» **Problem to solve**: From the post on learning unitary matrices, render this sentence in Spanish: "Thus, efficient learning of unitary matrices is very useful in Quantum Machine Learning."

» **Passage provided**:
........
Asad Raza

13 Aug 2020

Learning unitary matrices

Background

If you may remember, I concluded my last post with an outlook on learning unitary matrices with qgrad. This post goes into the details of what unitary learning is and how one can implement unitary learning in qgrad.

Unitary transformations are utterly important in quantum computing primarily because they preserve the norm of the vectors and thus keep the quantum states normalized. Quantum Machine Learning primarily intends to find a unitary transformation such that when a data vector, encoded as a quantum state, say $| \psi_{i} \rangle$, undergoes this transformation to give $U | \psi_{i} \rangle $, one can measure this state (in any particular basis depending on the problem) to evaluate the probability of an input vector belonging to a particular class in a classification task. Thus, efficient learning of unitary matrices is very useful in Quantum Machine Learning. Applications of learning unitaries are also widespread in the field of quantum control. Given its widespread applicability, we felt the need that qgrad users should be able to perform unitary learning routines smoothly with the library.

What is Unitary Learning?
........
» **Source material**:
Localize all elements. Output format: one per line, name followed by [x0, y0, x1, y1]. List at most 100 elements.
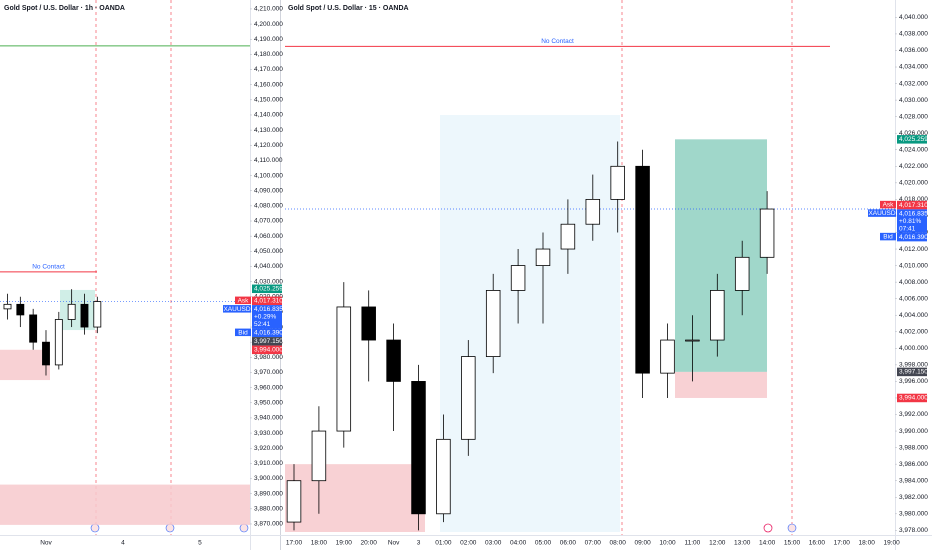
........
» **Solution to the exercise**: Por lo tanto, el aprendizaje eficiente de matrices unitarias es muy útil en el aprendizaje automático cuántico.